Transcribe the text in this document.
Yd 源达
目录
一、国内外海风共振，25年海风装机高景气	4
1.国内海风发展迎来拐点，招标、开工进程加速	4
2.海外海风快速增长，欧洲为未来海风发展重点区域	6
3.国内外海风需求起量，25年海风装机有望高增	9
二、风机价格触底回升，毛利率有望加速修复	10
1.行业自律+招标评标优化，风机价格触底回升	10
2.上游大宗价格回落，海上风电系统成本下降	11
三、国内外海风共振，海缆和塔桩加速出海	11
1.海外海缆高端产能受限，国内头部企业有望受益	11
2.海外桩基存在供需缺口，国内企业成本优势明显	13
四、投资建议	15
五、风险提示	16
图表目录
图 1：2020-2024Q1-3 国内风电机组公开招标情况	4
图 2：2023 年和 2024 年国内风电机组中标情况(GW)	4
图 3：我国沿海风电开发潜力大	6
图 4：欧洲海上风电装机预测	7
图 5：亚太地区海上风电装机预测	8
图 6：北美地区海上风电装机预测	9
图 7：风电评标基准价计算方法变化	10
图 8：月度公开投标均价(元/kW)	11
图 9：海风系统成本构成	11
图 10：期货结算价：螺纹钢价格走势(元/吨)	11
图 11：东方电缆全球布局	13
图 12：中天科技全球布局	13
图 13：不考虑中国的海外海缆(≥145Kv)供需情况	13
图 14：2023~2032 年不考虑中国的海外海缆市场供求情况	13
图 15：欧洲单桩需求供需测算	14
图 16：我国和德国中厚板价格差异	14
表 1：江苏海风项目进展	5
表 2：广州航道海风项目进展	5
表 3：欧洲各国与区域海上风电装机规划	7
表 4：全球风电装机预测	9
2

→ **Set task**: Without omitting anything, output the entries exactly.

→ **Output for this task**:
Transcribe the text in this document.
Yd 源达
目录
一、国内外海风共振，25年海风装机高景气	4
1.国内海风发展迎来拐点，招标、开工进程加速	4
2.海外海风快速增长，欧洲为未来海风发展重点区域	6
3.国内外海风需求起量，25年海风装机有望高增	9
二、风机价格触底回升，毛利率有望加速修复	10
1.行业自律+招标评标优化，风机价格触底回升	10
2.上游大宗价格回落，海上风电系统成本下降	11
三、国内外海风共振，海缆和塔桩加速出海	11
1.海外海缆高端产能受限，国内头部企业有望受益	11
2.海外桩基存在供需缺口，国内企业成本优势明显	13
四、投资建议	15
五、风险提示	16
图表目录
图 1：2020-2024Q1-3 国内风电机组公开招标情况	4
图 2：2023 年和 2024 年国内风电机组中标情况(GW)	4
图 3：我国沿海风电开发潜力大	6
图 4：欧洲海上风电装机预测	7
图 5：亚太地区海上风电装机预测	8
图 6：北美地区海上风电装机预测	9
图 7：风电评标基准价计算方法变化	10
图 8：月度公开投标均价(元/kW)	11
图 9：海风系统成本构成	11
图 10：期货结算价：螺纹钢价格走势(元/吨)	11
图 11：东方电缆全球布局	13
图 12：中天科技全球布局	13
图 13：不考虑中国的海外海缆(≥145Kv)供需情况	13
图 14：2023~2032 年不考虑中国的海外海缆市场供求情况	13
图 15：欧洲单桩需求供需测算	14
图 16：我国和德国中厚板价格差异	14
表 1：江苏海风项目进展	5
表 2：广州航道海风项目进展	5
表 3：欧洲各国与区域海上风电装机规划	7
表 4：全球风电装机预测	9
2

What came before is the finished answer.